— START OF Task input —

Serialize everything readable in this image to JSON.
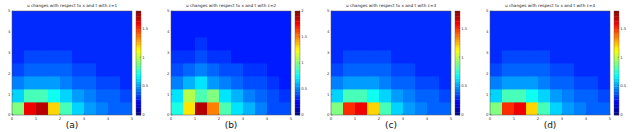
{
  "chart_data": [
    {
      "type": "heatmap",
      "title": "u changes with respect to x and t with ε=1",
      "caption": "(a)",
      "x": [
        0.25,
        0.75,
        1.25,
        1.75,
        2.25,
        2.75,
        3.25,
        3.75,
        4.25,
        4.75
      ],
      "y": [
        0.3125,
        0.9375,
        1.5625,
        2.1875,
        2.8125,
        3.4375,
        4.0625,
        4.6875
      ],
      "values": [
        [
          0.9,
          1.6,
          1.7,
          1.2,
          0.8,
          0.6,
          0.5,
          0.45,
          0.4,
          0.4
        ],
        [
          0.6,
          0.8,
          0.8,
          0.7,
          0.6,
          0.5,
          0.45,
          0.4,
          0.4,
          0.35
        ],
        [
          0.45,
          0.5,
          0.5,
          0.5,
          0.45,
          0.4,
          0.4,
          0.35,
          0.35,
          0.3
        ],
        [
          0.35,
          0.4,
          0.4,
          0.4,
          0.4,
          0.35,
          0.35,
          0.3,
          0.3,
          0.3
        ],
        [
          0.3,
          0.35,
          0.35,
          0.35,
          0.35,
          0.3,
          0.3,
          0.3,
          0.3,
          0.3
        ],
        [
          0.3,
          0.3,
          0.3,
          0.3,
          0.3,
          0.3,
          0.3,
          0.3,
          0.3,
          0.3
        ],
        [
          0.3,
          0.3,
          0.3,
          0.3,
          0.3,
          0.3,
          0.3,
          0.3,
          0.3,
          0.3
        ],
        [
          0.3,
          0.3,
          0.3,
          0.3,
          0.3,
          0.3,
          0.3,
          0.3,
          0.3,
          0.3
        ]
      ],
      "xlim": [
        0,
        5
      ],
      "ylim": [
        0,
        5
      ],
      "xticks": [
        0,
        1,
        2,
        3,
        4,
        5
      ],
      "yticks": [
        0,
        1,
        2,
        3,
        4,
        5
      ],
      "colorbar_range": [
        0,
        1.8
      ],
      "colorbar_ticks": [
        0,
        0.5,
        1,
        1.5
      ]
    },
    {
      "type": "heatmap",
      "title": "u changes with respect to x and t with ε=2",
      "caption": "(b)",
      "x": [
        0.25,
        0.75,
        1.25,
        1.75,
        2.25,
        2.75,
        3.25,
        3.75,
        4.25,
        4.75
      ],
      "y": [
        0.3125,
        0.9375,
        1.5625,
        2.1875,
        2.8125,
        3.4375,
        4.0625,
        4.6875
      ],
      "values": [
        [
          0.8,
          1.3,
          1.9,
          1.5,
          0.9,
          0.7,
          0.6,
          0.5,
          0.4,
          0.4
        ],
        [
          0.7,
          1.1,
          0.9,
          1.0,
          0.7,
          0.6,
          0.5,
          0.45,
          0.4,
          0.35
        ],
        [
          0.5,
          0.6,
          0.7,
          0.55,
          0.5,
          0.45,
          0.4,
          0.4,
          0.35,
          0.3
        ],
        [
          0.4,
          0.45,
          0.5,
          0.45,
          0.4,
          0.4,
          0.35,
          0.35,
          0.3,
          0.3
        ],
        [
          0.35,
          0.35,
          0.4,
          0.35,
          0.35,
          0.3,
          0.3,
          0.3,
          0.3,
          0.3
        ],
        [
          0.3,
          0.3,
          0.35,
          0.3,
          0.3,
          0.3,
          0.3,
          0.3,
          0.3,
          0.3
        ],
        [
          0.3,
          0.3,
          0.3,
          0.3,
          0.3,
          0.3,
          0.3,
          0.3,
          0.3,
          0.3
        ],
        [
          0.3,
          0.3,
          0.3,
          0.3,
          0.3,
          0.3,
          0.3,
          0.3,
          0.3,
          0.3
        ]
      ],
      "xlim": [
        0,
        5
      ],
      "ylim": [
        0,
        5
      ],
      "xticks": [
        0,
        1,
        2,
        3,
        4,
        5
      ],
      "yticks": [
        0,
        1,
        2,
        3,
        4,
        5
      ],
      "colorbar_range": [
        0,
        2
      ],
      "colorbar_ticks": [
        0,
        0.5,
        1,
        1.5,
        2
      ]
    },
    {
      "type": "heatmap",
      "title": "u changes with respect to x and t with ε=3",
      "caption": "(c)",
      "x": [
        0.25,
        0.75,
        1.25,
        1.75,
        2.25,
        2.75,
        3.25,
        3.75,
        4.25,
        4.75
      ],
      "y": [
        0.3125,
        0.9375,
        1.5625,
        2.1875,
        2.8125,
        3.4375,
        4.0625,
        4.6875
      ],
      "values": [
        [
          0.9,
          1.5,
          1.6,
          1.2,
          0.8,
          0.6,
          0.5,
          0.45,
          0.4,
          0.4
        ],
        [
          0.6,
          0.8,
          0.8,
          0.7,
          0.6,
          0.5,
          0.45,
          0.4,
          0.4,
          0.35
        ],
        [
          0.45,
          0.5,
          0.5,
          0.5,
          0.45,
          0.4,
          0.4,
          0.35,
          0.35,
          0.3
        ],
        [
          0.35,
          0.4,
          0.4,
          0.4,
          0.4,
          0.35,
          0.35,
          0.3,
          0.3,
          0.3
        ],
        [
          0.3,
          0.35,
          0.35,
          0.35,
          0.35,
          0.3,
          0.3,
          0.3,
          0.3,
          0.3
        ],
        [
          0.3,
          0.3,
          0.3,
          0.3,
          0.3,
          0.3,
          0.3,
          0.3,
          0.3,
          0.3
        ],
        [
          0.3,
          0.3,
          0.3,
          0.3,
          0.3,
          0.3,
          0.3,
          0.3,
          0.3,
          0.3
        ],
        [
          0.3,
          0.3,
          0.3,
          0.3,
          0.3,
          0.3,
          0.3,
          0.3,
          0.3,
          0.3
        ]
      ],
      "xlim": [
        0,
        5
      ],
      "ylim": [
        0,
        5
      ],
      "xticks": [
        0,
        1,
        2,
        3,
        4,
        5
      ],
      "yticks": [
        0,
        1,
        2,
        3,
        4,
        5
      ],
      "colorbar_range": [
        0,
        1.8
      ],
      "colorbar_ticks": [
        0,
        0.5,
        1,
        1.5
      ]
    },
    {
      "type": "heatmap",
      "title": "u changes with respect to x and t with ε=4",
      "caption": "(d)",
      "x": [
        0.25,
        0.75,
        1.25,
        1.75,
        2.25,
        2.75,
        3.25,
        3.75,
        4.25,
        4.75
      ],
      "y": [
        0.3125,
        0.9375,
        1.5625,
        2.1875,
        2.8125,
        3.4375,
        4.0625,
        4.6875
      ],
      "values": [
        [
          0.9,
          1.5,
          1.6,
          1.2,
          0.8,
          0.6,
          0.5,
          0.45,
          0.4,
          0.4
        ],
        [
          0.6,
          0.8,
          0.8,
          0.7,
          0.6,
          0.5,
          0.45,
          0.4,
          0.4,
          0.35
        ],
        [
          0.45,
          0.5,
          0.5,
          0.5,
          0.45,
          0.4,
          0.4,
          0.35,
          0.35,
          0.3
        ],
        [
          0.35,
          0.4,
          0.4,
          0.4,
          0.4,
          0.35,
          0.35,
          0.3,
          0.3,
          0.3
        ],
        [
          0.3,
          0.35,
          0.35,
          0.35,
          0.35,
          0.3,
          0.3,
          0.3,
          0.3,
          0.3
        ],
        [
          0.3,
          0.3,
          0.3,
          0.3,
          0.3,
          0.3,
          0.3,
          0.3,
          0.3,
          0.3
        ],
        [
          0.3,
          0.3,
          0.3,
          0.3,
          0.3,
          0.3,
          0.3,
          0.3,
          0.3,
          0.3
        ],
        [
          0.3,
          0.3,
          0.3,
          0.3,
          0.3,
          0.3,
          0.3,
          0.3,
          0.3,
          0.3
        ]
      ],
      "xlim": [
        0,
        5
      ],
      "ylim": [
        0,
        5
      ],
      "xticks": [
        0,
        1,
        2,
        3,
        4,
        5
      ],
      "yticks": [
        0,
        1,
        2,
        3,
        4,
        5
      ],
      "colorbar_range": [
        0,
        1.8
      ],
      "colorbar_ticks": [
        0,
        0.5,
        1,
        1.5
      ]
    }
  ]
}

— END OF Task input —

Exercise objective: Report every line in the data above in which the word "respect" appears.

Reply:
      "title": "u changes with respect to x and t with ε=1",
      "title": "u changes with respect to x and t with ε=2",
      "title": "u changes with respect to x and t with ε=3",
      "title": "u changes with respect to x and t with ε=4",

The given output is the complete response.